═══ Excerpt to read ═══
It's also been said elsewhere on this page that there are many self-dual Schwartz functions on $\mathbf R$, or more specifically many even self-dual Schwartz functions on $\mathbf R$: for Schwartz $f$ on $\mathbf R$ and $\text{Re}(s) > 0$, we have $\int_{\mathbf R^\times} f(x)|x|^s\,dx/|x| = \int_{0}^\infty (f(x) + f(-x))x^s\,dx/x$ and this is $0$ when $f$ is odd, so we may as well assume $f$ is even since $f(x) + f(-x)$ is even anyway and we want to avoid the silly equation $0=0$ even if it is a valid equation.

For arbitrary Schwartz $f$ on $\mathbf R$, set $\Gamma_f(s) = \int_{0}^\infty f(x)x^s\,dx/x$, which is a mild modification of the function $\Gamma(f,s)$ in Paul Garrett's answer (his $\Gamma(f,s)$ is my $\Gamma_{f(x)+f(-x)}(s)$ by a formula I wrote in the previous paragraph). This function converges absolutely and is analytic for $\text{Re}(s) > 0$, and it extends meromorphically to $\mathbf C$ by repeated integration by parts (the same way the $\Gamma$-function can be extended to $\mathbf C$ from its integral definition for $\text{Re}(s) > 0$), and Tate's thesis shows there is a general functional equation $\Gamma_f(s)\zeta(s) = \Gamma_{\hat{f}}(1-s)\zeta(1-s)$ where $\hat{f}$ is the Fourier transform of $f$ (for the self-duality on $\mathbf R$ given by $\langle x,y\rangle = e^{-2\pi ixy}$), so if $f$ is self-dual then we get $$\Gamma_f(s)\zeta(s) = \Gamma_{f}(1-s)\zeta(1-s),$$ a very nice functional equation indeed, especially if we use even $f$ to avoid $0 = 0$.
═══
• [Set exercise 1]:
Can you render the records from the line containing "result-row-selector[interactable] <box>9 654" down to the line containing "insert-button[interactable]: 插入 <box>198", both included, as a JSON list of strings with one string per line and blank lines left out?
The passage on self-dual Schwartz functions has no connection to the records.
═══ The records ═══
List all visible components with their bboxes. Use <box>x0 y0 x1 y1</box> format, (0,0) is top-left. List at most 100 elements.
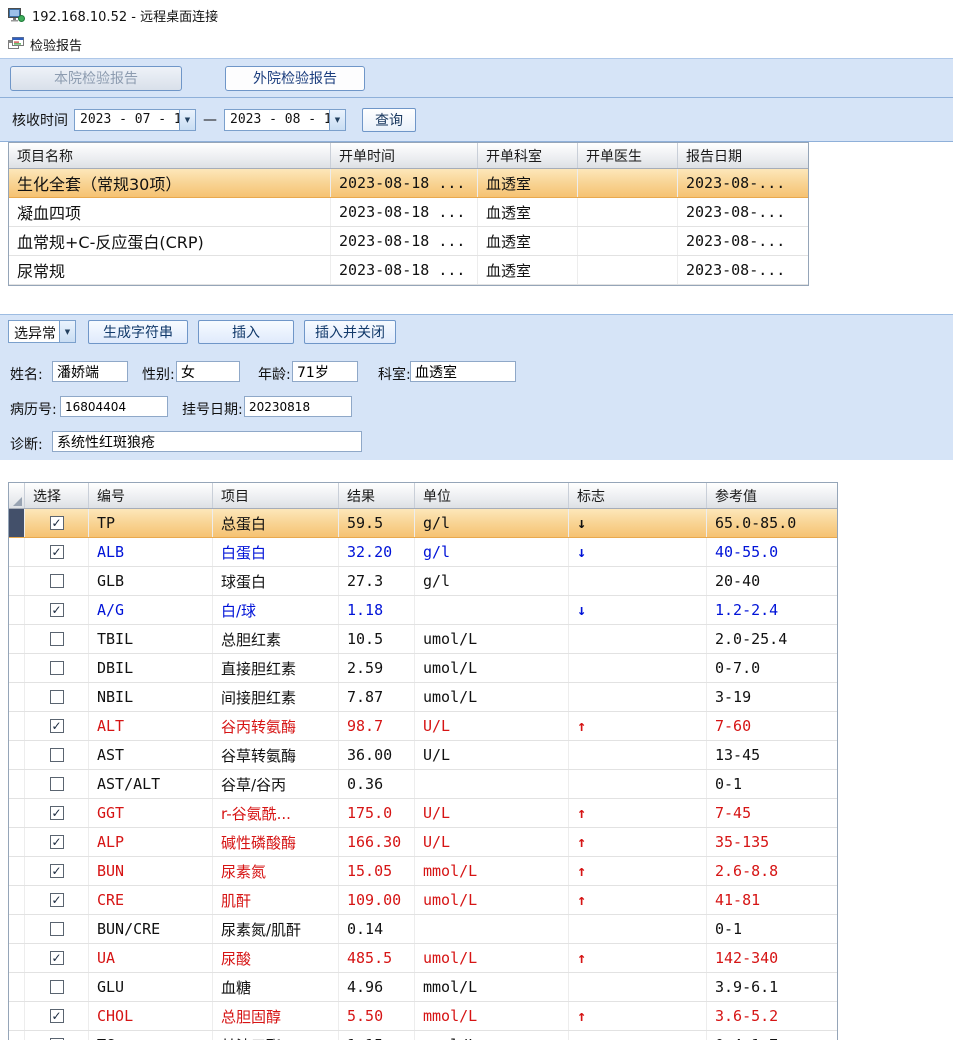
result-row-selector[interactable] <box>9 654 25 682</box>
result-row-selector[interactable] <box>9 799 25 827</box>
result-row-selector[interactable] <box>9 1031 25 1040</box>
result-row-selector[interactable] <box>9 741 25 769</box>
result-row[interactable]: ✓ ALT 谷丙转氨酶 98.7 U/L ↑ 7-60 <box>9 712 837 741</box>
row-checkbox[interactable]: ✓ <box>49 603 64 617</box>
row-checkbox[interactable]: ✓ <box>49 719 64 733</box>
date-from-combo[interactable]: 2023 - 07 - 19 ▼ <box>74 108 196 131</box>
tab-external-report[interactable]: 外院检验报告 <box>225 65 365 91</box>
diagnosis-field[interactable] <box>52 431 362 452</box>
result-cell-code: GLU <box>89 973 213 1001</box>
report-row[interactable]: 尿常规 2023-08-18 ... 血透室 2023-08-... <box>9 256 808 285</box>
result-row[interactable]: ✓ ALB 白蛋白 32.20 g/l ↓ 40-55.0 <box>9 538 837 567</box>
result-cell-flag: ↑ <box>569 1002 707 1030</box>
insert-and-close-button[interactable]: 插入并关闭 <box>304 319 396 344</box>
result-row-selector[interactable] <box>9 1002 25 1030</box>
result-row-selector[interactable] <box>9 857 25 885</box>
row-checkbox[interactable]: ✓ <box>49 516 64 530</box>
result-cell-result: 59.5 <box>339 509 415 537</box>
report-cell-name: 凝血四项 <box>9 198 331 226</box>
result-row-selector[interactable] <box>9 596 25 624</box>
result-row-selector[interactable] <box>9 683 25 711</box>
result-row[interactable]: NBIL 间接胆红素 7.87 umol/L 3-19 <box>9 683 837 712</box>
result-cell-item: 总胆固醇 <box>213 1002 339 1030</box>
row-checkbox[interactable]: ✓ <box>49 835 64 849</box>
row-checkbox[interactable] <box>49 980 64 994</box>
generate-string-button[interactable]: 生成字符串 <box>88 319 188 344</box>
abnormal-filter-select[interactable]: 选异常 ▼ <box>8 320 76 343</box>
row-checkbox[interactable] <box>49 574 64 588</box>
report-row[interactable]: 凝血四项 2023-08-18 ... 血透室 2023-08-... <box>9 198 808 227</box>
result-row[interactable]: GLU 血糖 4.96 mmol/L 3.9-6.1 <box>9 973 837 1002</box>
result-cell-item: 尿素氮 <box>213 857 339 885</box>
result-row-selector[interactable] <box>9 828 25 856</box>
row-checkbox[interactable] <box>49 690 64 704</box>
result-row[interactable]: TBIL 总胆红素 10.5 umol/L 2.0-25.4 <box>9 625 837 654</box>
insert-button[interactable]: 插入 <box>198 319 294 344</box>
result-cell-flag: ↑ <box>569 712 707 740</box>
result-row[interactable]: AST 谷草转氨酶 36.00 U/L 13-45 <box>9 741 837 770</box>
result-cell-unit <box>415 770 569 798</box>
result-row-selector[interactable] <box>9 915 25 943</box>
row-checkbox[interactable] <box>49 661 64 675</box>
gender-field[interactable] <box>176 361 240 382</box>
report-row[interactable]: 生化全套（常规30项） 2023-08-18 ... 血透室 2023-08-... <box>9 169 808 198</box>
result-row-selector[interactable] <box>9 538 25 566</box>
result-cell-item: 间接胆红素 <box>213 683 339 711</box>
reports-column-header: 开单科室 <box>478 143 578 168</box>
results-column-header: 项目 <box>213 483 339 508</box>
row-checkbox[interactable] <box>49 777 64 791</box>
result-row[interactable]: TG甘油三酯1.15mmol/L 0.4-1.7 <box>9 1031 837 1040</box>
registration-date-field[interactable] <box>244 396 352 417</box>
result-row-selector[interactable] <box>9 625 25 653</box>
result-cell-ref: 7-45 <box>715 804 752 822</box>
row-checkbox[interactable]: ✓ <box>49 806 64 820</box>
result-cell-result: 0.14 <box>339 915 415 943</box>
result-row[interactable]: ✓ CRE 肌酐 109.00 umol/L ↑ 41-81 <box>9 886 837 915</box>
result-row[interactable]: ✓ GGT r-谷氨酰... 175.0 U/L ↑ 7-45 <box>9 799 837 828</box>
═══
• [Set exercise 2]:
Can you reproduce the passage on self-dual Schwartz functions word for word, from "It's also been" down to "a valid equation."?

• [Worked solution 1]:
[
  "result-row-selector[interactable] <box>9 654 25 682</box>",
  "result-row-selector[interactable] <box>9 799 25 827</box>",
  "result-row-selector[interactable] <box>9 1031 25 1040</box>",
  "result-row-selector[interactable] <box>9 741 25 769</box>",
  "result-row[interactable]: ✓ ALT 谷丙转氨酶 98.7 U/L ↑ 7-60 <box>9 712 837 741</box>",
  "row-checkbox[interactable]: ✓ <box>49 603 64 617</box>",
  "row-checkbox[interactable]: ✓ <box>49 719 64 733</box>",
  "date-from-combo[interactable]: 2023 - 07 - 19 ▼ <box>74 108 196 131</box>",
  "tab-external-report[interactable]: 外院检验报告 <box>225 65 365 91</box>",
  "diagnosis-field[interactable] <box>52 431 362 452</box>",
  "result-cell-code: GLU <box>89 973 213 1001</box>",
  "report-row[interactable]: 尿常规 2023-08-18 ... 血透室 2023-08-... <box>9 256 808 285</box>",
  "result-row[interactable]: ✓ ALB 白蛋白 32.20 g/l ↓ 40-55.0 <box>9 538 837 567</box>",
  "result-cell-flag: ↑ <box>569 1002 707 1030</box>",
  "insert-and-close-button[interactable]: 插入并关闭 <box>304 319 396 344</box>",
  "result-row-selector[interactable] <box>9 1002 25 1030</box>",
  "result-row-selector[interactable] <box>9 857 25 885</box>",
  "row-checkbox[interactable]: ✓ <box>49 516 64 530</box>",
  "result-cell-result: 59.5 <box>339 509 415 537</box>",
  "report-cell-name: 凝血四项 <box>9 198 331 226</box>",
  "result-row-selector[interactable] <box>9 596 25 624</box>",
  "result-row-selector[interactable] <box>9 683 25 711</box>",
  "result-row[interactable]: NBIL 间接胆红素 7.87 umol/L 3-19 <box>9 683 837 712</box>",
  "result-cell-item: 总胆固醇 <box>213 1002 339 1030</box>",
  "row-checkbox[interactable]: ✓ <box>49 835 64 849</box>",
  "row-checkbox[interactable] <box>49 980 64 994</box>",
  "generate-string-button[interactable]: 生成字符串 <box>88 319 188 344</box>",
  "abnormal-filter-select[interactable]: 选异常 ▼ <box>8 320 76 343</box>",
  "row-checkbox[interactable] <box>49 574 64 588</box>",
  "report-row[interactable]: 凝血四项 2023-08-18 ... 血透室 2023-08-... <box>9 198 808 227</box>",
  "result-row[interactable]: GLU 血糖 4.96 mmol/L 3.9-6.1 <box>9 973 837 1002</box>",
  "result-cell-item: 尿素氮 <box>213 857 339 885</box>",
  "result-row-selector[interactable] <box>9 828 25 856</box>",
  "row-checkbox[interactable] <box>49 690 64 704</box>",
  "result-row[interactable]: TBIL 总胆红素 10.5 umol/L 2.0-25.4 <box>9 625 837 654</box>",
  "insert-button[interactable]: 插入 <box>198 319 294 344</box>"
]

• [Worked solution 2]:
It's also been said elsewhere on this page that there are many self-dual Schwartz functions on $\mathbf R$, or more specifically many even self-dual Schwartz functions on $\mathbf R$: for Schwartz $f$ on $\mathbf R$ and $\text{Re}(s) > 0$, we have $\int_{\mathbf R^\times} f(x)|x|^s\,dx/|x| = \int_{0}^\infty (f(x) + f(-x))x^s\,dx/x$ and this is $0$ when $f$ is odd, so we may as well assume $f$ is even since $f(x) + f(-x)$ is even anyway and we want to avoid the silly equation $0=0$ even if it is a valid equation.